**Exercise details**
Would you write out the listing verbatim and skip every picture in it?

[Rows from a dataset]

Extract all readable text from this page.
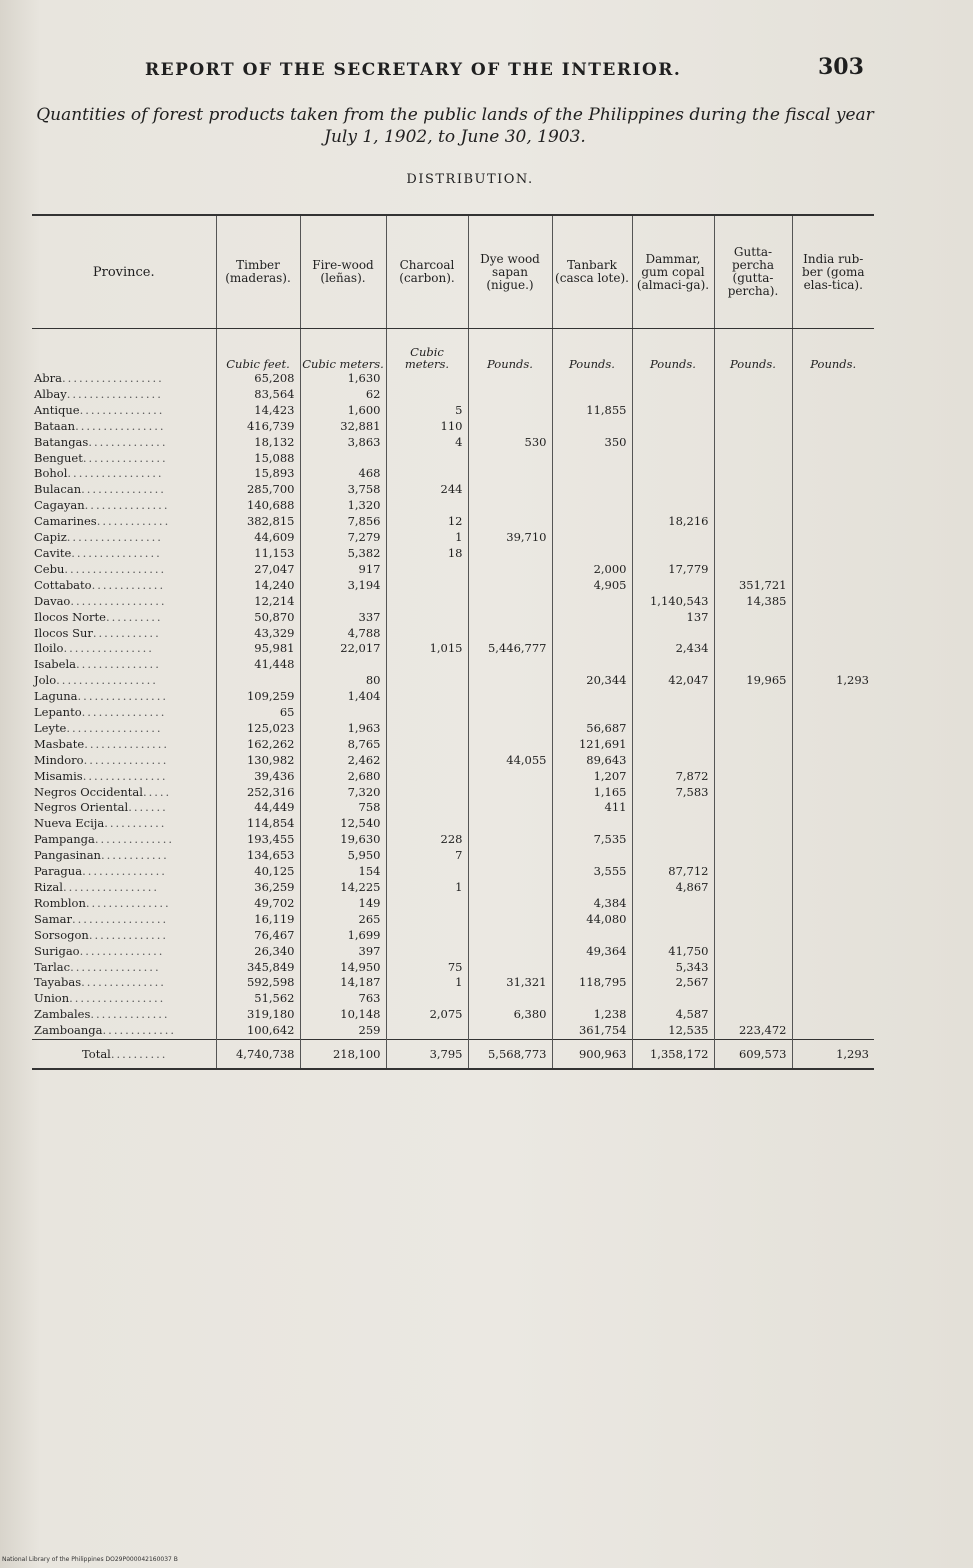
REPORT OF THE SECRETARY OF THE INTERIOR.	303
Quantities of forest products taken from the public lands of the Philippines during the fiscal year July 1, 1902, to June 30, 1903.
DISTRIBUTION.
Province.	Timber (maderas).	Fire-wood (leñas).	Charcoal (carbon).	Dye wood sapan (nigue.)	Tanbark (casca lote).	Dammar, gum copal (almaci-ga).	Gutta-percha (gutta-percha).	India rub-ber (goma elas-tica).
	Cubic feet.	Cubic meters.	Cubic meters.	Pounds.	Pounds.	Pounds.	Pounds.	Pounds.
Abra..................	65,208	1,630						
Albay.................	83,564	62						
Antique...............	14,423	1,600	5		11,855			
Bataan................	416,739	32,881	110					
Batangas..............	18,132	3,863	4	530	350			
Benguet...............	15,088							
Bohol.................	15,893	468						
Bulacan...............	285,700	3,758	244					
Cagayan...............	140,688	1,320						
Camarines.............	382,815	7,856	12			18,216		
Capiz.................	44,609	7,279	1	39,710				
Cavite................	11,153	5,382	18					
Cebu..................	27,047	917			2,000	17,779		
Cottabato.............	14,240	3,194			4,905		351,721	
Davao.................	12,214					1,140,543	14,385	
Ilocos Norte..........	50,870	337				137		
Ilocos Sur............	43,329	4,788						
Iloilo................	95,981	22,017	1,015	5,446,777		2,434		
Isabela...............	41,448							
Jolo..................		80			20,344	42,047	19,965	1,293
Laguna................	109,259	1,404						
Lepanto...............	65							
Leyte.................	125,023	1,963			56,687			
Masbate...............	162,262	8,765			121,691			
Mindoro...............	130,982	2,462		44,055	89,643			
Misamis...............	39,436	2,680			1,207	7,872		
Negros Occidental.....	252,316	7,320			1,165	7,583		
Negros Oriental.......	44,449	758			411			
Nueva Ecija...........	114,854	12,540						
Pampanga..............	193,455	19,630	228		7,535			
Pangasinan............	134,653	5,950	7					
Paragua...............	40,125	154			3,555	87,712		
Rizal.................	36,259	14,225	1			4,867		
Romblon...............	49,702	149			4,384			
Samar.................	16,119	265			44,080			
Sorsogon..............	76,467	1,699						
Surigao...............	26,340	397			49,364	41,750		
Tarlac................	345,849	14,950	75			5,343		
Tayabas...............	592,598	14,187	1	31,321	118,795	2,567		
Union.................	51,562	763						
Zambales..............	319,180	10,148	2,075	6,380	1,238	4,587		
Zamboanga.............	100,642	259			361,754	12,535	223,472	
Total..........	4,740,738	218,100	3,795	5,568,773	900,963	1,358,172	609,573	1,293
National Library of the Philippines DO29P000042160037 B
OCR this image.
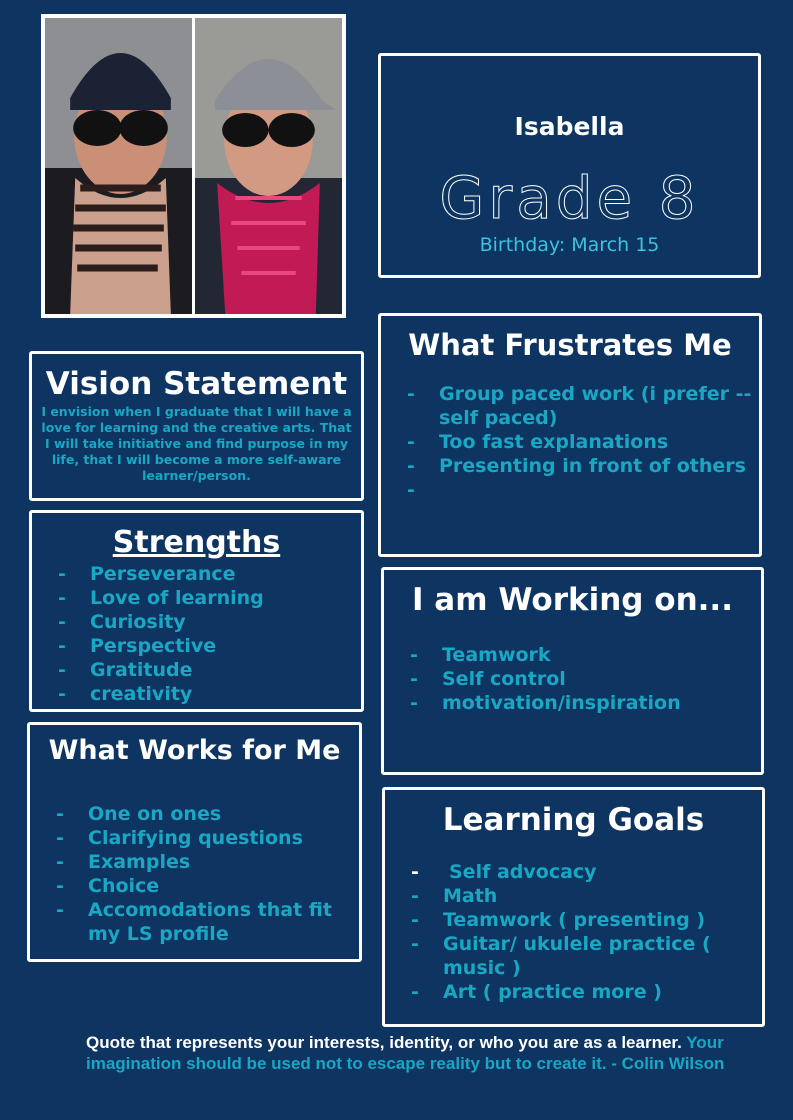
Isabella
Grade 8
Birthday: March 15
Vision Statement
I envision when I graduate that I will have a love for learning and the creative arts. That I will take initiative and find purpose in my life, that I will become a more self-aware learner/person.
Strengths
- Perseverance
- Love of learning
- Curiosity
- Perspective
- Gratitude
- creativity
What Works for Me
- One on ones
- Clarifying questions
- Examples
- Choice
- Accomodations that fit my LS profile
What Frustrates Me
- Group paced work (i prefer -- self paced)
- Too fast explanations
- Presenting in front of others
-
I am Working on...
- Teamwork
- Self control
- motivation/inspiration
Learning Goals
- Self advocacy
- Math
- Teamwork ( presenting )
- Guitar/ ukulele practice ( music )
- Art ( practice more )
Quote that represents your interests, identity, or who you are as a learner. Your imagination should be used not to escape reality but to create it. - Colin Wilson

**Correct response**
Extract all readable text from this page.
REPORT OF THE SECRETARY OF THE INTERIOR.	303
Quantities of forest products taken from the public lands of the Philippines during the fiscal year July 1, 1902, to June 30, 1903.
DISTRIBUTION.
Province.	Timber (maderas).	Fire-wood (leñas).	Charcoal (carbon).	Dye wood sapan (nigue.)	Tanbark (casca lote).	Dammar, gum copal (almaci-ga).	Gutta-percha (gutta-percha).	India rub-ber (goma elas-tica).
	Cubic feet.	Cubic meters.	Cubic meters.	Pounds.	Pounds.	Pounds.	Pounds.	Pounds.
Abra..................	65,208	1,630						
Albay.................	83,564	62						
Antique...............	14,423	1,600	5		11,855			
Bataan................	416,739	32,881	110					
Batangas..............	18,132	3,863	4	530	350			
Benguet...............	15,088							
Bohol.................	15,893	468						
Bulacan...............	285,700	3,758	244					
Cagayan...............	140,688	1,320						
Camarines.............	382,815	7,856	12			18,216		
Capiz.................	44,609	7,279	1	39,710				
Cavite................	11,153	5,382	18					
Cebu..................	27,047	917			2,000	17,779		
Cottabato.............	14,240	3,194			4,905		351,721	
Davao.................	12,214					1,140,543	14,385	
Ilocos Norte..........	50,870	337				137		
Ilocos Sur............	43,329	4,788						
Iloilo................	95,981	22,017	1,015	5,446,777		2,434		
Isabela...............	41,448							
Jolo..................		80			20,344	42,047	19,965	1,293
Laguna................	109,259	1,404						
Lepanto...............	65							
Leyte.................	125,023	1,963			56,687			
Masbate...............	162,262	8,765			121,691			
Mindoro...............	130,982	2,462		44,055	89,643			
Misamis...............	39,436	2,680			1,207	7,872		
Negros Occidental.....	252,316	7,320			1,165	7,583		
Negros Oriental.......	44,449	758			411			
Nueva Ecija...........	114,854	12,540						
Pampanga..............	193,455	19,630	228		7,535			
Pangasinan............	134,653	5,950	7					
Paragua...............	40,125	154			3,555	87,712		
Rizal.................	36,259	14,225	1			4,867		
Romblon...............	49,702	149			4,384			
Samar.................	16,119	265			44,080			
Sorsogon..............	76,467	1,699						
Surigao...............	26,340	397			49,364	41,750		
Tarlac................	345,849	14,950	75			5,343		
Tayabas...............	592,598	14,187	1	31,321	118,795	2,567		
Union.................	51,562	763						
Zambales..............	319,180	10,148	2,075	6,380	1,238	4,587		
Zamboanga.............	100,642	259			361,754	12,535	223,472	
Total..........	4,740,738	218,100	3,795	5,568,773	900,963	1,358,172	609,573	1,293
National Library of the Philippines DO29P000042160037 B
OCR this image.
Isabella
Grade 8
Birthday: March 15
Vision Statement
I envision when I graduate that I will have a love for learning and the creative arts. That I will take initiative and find purpose in my life, that I will become a more self-aware learner/person.
Strengths
- Perseverance
- Love of learning
- Curiosity
- Perspective
- Gratitude
- creativity
What Works for Me
- One on ones
- Clarifying questions
- Examples
- Choice
- Accomodations that fit my LS profile
What Frustrates Me
- Group paced work (i prefer -- self paced)
- Too fast explanations
- Presenting in front of others
-
I am Working on...
- Teamwork
- Self control
- motivation/inspiration
Learning Goals
- Self advocacy
- Math
- Teamwork ( presenting )
- Guitar/ ukulele practice ( music )
- Art ( practice more )
Quote that represents your interests, identity, or who you are as a learner. Your imagination should be used not to escape reality but to create it. - Colin Wilson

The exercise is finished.